-- start of EXTRACTED RECORDS --

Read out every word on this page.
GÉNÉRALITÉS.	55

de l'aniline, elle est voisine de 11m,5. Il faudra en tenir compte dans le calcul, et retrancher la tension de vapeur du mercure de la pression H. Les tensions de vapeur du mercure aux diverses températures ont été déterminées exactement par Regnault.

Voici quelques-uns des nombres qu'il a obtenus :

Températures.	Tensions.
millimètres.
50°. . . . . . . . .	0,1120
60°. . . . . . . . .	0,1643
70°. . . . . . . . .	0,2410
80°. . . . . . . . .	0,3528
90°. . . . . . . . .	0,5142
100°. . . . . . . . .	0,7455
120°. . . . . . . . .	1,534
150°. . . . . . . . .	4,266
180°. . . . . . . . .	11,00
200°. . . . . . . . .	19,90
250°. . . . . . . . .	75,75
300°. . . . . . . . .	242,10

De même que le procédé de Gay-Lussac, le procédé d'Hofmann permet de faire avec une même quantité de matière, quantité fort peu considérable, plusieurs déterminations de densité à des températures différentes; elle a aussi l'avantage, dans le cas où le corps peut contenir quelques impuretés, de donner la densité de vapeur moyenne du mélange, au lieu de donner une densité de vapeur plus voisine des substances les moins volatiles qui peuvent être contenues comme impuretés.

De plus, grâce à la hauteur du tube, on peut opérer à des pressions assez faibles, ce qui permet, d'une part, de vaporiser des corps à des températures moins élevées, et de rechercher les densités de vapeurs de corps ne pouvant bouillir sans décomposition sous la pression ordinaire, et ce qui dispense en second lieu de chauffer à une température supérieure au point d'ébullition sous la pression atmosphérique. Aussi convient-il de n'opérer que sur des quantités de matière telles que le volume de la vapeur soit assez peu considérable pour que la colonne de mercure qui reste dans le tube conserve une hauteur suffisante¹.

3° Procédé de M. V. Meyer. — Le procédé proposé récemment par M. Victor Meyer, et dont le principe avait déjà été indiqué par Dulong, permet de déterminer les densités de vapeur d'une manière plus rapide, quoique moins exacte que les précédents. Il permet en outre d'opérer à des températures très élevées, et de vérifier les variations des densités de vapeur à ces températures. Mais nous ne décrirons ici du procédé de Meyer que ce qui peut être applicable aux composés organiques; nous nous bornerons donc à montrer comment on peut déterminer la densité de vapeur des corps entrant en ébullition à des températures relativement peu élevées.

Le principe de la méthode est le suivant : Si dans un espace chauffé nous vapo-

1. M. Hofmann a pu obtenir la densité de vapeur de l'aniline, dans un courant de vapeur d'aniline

-- end of EXTRACTED RECORDS --

:: EXERCISE BRIEF ::
Reproduce the data in full, exactly as presented.

:: ANSWER ::
Read out every word on this page.
GÉNÉRALITÉS.	55

de l'aniline, elle est voisine de 11m,5. Il faudra en tenir compte dans le calcul, et retrancher la tension de vapeur du mercure de la pression H. Les tensions de vapeur du mercure aux diverses températures ont été déterminées exactement par Regnault.

Voici quelques-uns des nombres qu'il a obtenus :

Températures.	Tensions.
millimètres.
50°. . . . . . . . .	0,1120
60°. . . . . . . . .	0,1643
70°. . . . . . . . .	0,2410
80°. . . . . . . . .	0,3528
90°. . . . . . . . .	0,5142
100°. . . . . . . . .	0,7455
120°. . . . . . . . .	1,534
150°. . . . . . . . .	4,266
180°. . . . . . . . .	11,00
200°. . . . . . . . .	19,90
250°. . . . . . . . .	75,75
300°. . . . . . . . .	242,10

De même que le procédé de Gay-Lussac, le procédé d'Hofmann permet de faire avec une même quantité de matière, quantité fort peu considérable, plusieurs déterminations de densité à des températures différentes; elle a aussi l'avantage, dans le cas où le corps peut contenir quelques impuretés, de donner la densité de vapeur moyenne du mélange, au lieu de donner une densité de vapeur plus voisine des substances les moins volatiles qui peuvent être contenues comme impuretés.

De plus, grâce à la hauteur du tube, on peut opérer à des pressions assez faibles, ce qui permet, d'une part, de vaporiser des corps à des températures moins élevées, et de rechercher les densités de vapeurs de corps ne pouvant bouillir sans décomposition sous la pression ordinaire, et ce qui dispense en second lieu de chauffer à une température supérieure au point d'ébullition sous la pression atmosphérique. Aussi convient-il de n'opérer que sur des quantités de matière telles que le volume de la vapeur soit assez peu considérable pour que la colonne de mercure qui reste dans le tube conserve une hauteur suffisante¹.

3° Procédé de M. V. Meyer. — Le procédé proposé récemment par M. Victor Meyer, et dont le principe avait déjà été indiqué par Dulong, permet de déterminer les densités de vapeur d'une manière plus rapide, quoique moins exacte que les précédents. Il permet en outre d'opérer à des températures très élevées, et de vérifier les variations des densités de vapeur à ces températures. Mais nous ne décrirons ici du procédé de Meyer que ce qui peut être applicable aux composés organiques; nous nous bornerons donc à montrer comment on peut déterminer la densité de vapeur des corps entrant en ébullition à des températures relativement peu élevées.

Le principe de la méthode est le suivant : Si dans un espace chauffé nous vapo-

1. M. Hofmann a pu obtenir la densité de vapeur de l'aniline, dans un courant de vapeur d'aniline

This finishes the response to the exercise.